## Begin Data for this task
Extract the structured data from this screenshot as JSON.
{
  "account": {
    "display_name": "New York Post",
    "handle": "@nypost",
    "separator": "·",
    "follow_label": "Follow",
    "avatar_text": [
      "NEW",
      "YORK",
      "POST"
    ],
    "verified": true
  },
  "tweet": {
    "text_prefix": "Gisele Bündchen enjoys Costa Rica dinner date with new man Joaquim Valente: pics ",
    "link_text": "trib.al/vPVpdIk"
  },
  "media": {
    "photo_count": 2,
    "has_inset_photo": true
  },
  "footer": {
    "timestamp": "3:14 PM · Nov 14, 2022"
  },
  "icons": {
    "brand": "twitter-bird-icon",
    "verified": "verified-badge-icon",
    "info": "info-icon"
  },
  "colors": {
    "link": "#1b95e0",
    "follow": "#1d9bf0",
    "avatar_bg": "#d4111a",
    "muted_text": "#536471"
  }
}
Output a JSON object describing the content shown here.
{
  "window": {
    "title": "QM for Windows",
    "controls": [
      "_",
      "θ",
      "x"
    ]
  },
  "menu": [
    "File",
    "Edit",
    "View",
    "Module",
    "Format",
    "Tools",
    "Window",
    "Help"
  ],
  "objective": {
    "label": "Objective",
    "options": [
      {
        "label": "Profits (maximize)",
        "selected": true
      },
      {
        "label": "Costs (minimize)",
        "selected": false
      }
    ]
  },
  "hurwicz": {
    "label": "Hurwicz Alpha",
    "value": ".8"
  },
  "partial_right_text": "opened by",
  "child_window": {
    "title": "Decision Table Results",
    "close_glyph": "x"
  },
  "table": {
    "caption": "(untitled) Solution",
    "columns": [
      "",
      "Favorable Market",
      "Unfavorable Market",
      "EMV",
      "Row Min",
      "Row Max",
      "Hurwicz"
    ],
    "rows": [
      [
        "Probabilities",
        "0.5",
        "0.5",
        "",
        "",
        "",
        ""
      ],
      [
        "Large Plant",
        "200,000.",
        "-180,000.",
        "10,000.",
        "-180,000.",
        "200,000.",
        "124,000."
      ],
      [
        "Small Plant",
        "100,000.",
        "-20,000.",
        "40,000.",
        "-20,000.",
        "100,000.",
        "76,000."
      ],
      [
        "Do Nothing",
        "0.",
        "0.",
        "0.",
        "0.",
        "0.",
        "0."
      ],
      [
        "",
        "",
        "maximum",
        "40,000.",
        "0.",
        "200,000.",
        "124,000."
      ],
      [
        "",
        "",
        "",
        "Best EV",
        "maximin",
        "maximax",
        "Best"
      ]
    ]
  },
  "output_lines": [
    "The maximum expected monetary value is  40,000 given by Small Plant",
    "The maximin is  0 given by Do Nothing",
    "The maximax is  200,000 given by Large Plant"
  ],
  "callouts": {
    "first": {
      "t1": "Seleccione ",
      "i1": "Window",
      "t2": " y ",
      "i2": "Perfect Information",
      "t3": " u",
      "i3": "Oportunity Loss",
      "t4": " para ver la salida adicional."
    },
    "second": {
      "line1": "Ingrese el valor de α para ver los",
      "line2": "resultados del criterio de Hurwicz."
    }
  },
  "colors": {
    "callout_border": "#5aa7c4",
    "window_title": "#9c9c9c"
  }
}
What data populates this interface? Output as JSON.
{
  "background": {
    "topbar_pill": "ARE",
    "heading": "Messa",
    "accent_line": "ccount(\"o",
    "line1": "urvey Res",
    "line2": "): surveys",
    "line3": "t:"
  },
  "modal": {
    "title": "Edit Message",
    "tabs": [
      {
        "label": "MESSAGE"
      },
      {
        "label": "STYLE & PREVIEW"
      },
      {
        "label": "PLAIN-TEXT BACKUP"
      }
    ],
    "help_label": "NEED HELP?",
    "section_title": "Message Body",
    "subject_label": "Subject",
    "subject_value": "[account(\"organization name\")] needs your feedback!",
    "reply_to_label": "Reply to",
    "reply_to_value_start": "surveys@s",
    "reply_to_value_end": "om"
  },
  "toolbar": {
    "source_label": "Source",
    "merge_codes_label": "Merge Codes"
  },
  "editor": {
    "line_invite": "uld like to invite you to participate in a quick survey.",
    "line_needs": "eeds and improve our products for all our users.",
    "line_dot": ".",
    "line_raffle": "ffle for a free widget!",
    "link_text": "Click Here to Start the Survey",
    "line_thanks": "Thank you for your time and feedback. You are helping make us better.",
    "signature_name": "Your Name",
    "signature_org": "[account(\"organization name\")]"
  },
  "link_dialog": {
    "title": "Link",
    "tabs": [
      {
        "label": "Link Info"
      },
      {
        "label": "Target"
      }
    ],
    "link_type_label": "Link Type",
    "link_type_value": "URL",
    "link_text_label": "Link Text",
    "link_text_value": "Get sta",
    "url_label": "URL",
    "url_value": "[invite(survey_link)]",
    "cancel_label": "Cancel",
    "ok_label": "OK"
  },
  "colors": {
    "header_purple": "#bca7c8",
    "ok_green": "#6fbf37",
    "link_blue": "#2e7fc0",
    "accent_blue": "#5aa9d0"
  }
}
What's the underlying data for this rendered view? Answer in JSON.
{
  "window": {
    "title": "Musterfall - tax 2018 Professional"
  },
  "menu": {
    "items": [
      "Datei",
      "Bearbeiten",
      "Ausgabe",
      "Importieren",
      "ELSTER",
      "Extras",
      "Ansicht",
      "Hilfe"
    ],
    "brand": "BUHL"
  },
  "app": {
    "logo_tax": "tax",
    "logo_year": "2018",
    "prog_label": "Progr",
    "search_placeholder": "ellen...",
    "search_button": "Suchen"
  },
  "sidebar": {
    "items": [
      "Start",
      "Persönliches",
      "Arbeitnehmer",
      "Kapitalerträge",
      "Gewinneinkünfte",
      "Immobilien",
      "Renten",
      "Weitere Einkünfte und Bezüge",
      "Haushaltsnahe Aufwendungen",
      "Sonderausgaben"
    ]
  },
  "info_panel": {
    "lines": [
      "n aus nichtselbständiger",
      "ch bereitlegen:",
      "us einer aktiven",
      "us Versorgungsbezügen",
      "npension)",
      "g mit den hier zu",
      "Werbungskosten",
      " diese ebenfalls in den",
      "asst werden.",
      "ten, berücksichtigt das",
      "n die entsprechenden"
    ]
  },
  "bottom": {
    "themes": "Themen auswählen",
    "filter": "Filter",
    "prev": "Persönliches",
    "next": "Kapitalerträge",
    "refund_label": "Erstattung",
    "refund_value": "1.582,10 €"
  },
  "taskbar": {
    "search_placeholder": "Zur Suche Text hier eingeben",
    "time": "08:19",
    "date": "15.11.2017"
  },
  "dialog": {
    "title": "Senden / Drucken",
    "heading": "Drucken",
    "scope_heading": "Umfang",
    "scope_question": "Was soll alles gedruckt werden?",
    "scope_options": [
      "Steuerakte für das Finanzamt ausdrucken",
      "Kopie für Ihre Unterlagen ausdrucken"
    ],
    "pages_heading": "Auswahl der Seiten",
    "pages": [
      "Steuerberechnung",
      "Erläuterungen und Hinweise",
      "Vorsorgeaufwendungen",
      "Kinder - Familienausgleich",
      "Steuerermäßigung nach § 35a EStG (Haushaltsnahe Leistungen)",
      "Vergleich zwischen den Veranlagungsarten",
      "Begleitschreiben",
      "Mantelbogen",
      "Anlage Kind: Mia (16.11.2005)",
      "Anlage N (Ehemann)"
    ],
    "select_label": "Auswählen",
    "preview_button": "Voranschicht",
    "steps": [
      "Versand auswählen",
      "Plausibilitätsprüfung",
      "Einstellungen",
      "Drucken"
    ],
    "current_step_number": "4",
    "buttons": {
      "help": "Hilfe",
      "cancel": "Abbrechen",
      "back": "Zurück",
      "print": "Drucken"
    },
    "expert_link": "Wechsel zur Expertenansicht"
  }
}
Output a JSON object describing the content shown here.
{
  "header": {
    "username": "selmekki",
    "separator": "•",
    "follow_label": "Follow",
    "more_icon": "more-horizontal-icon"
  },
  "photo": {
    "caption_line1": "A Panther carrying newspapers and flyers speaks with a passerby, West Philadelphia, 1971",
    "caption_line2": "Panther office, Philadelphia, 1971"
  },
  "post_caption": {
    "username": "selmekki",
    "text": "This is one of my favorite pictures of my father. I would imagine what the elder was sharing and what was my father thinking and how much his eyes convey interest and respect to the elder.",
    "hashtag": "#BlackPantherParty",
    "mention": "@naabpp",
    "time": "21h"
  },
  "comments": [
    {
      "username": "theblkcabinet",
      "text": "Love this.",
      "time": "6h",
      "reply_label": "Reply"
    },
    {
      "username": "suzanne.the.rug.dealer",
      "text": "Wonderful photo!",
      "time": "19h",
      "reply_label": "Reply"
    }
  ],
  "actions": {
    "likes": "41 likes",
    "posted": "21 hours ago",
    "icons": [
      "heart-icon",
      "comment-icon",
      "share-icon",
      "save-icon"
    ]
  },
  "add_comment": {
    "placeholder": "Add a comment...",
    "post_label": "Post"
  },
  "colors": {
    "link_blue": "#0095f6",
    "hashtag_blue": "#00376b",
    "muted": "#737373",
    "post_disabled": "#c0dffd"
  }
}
## End Data for this task
**Written problem**
Go through the records and gather the lines that hold "organization".

**Task solution**
    "subject_value": "[account(\"organization name\")] needs your feedback!",
    "signature_org": "[account(\"organization name\")]"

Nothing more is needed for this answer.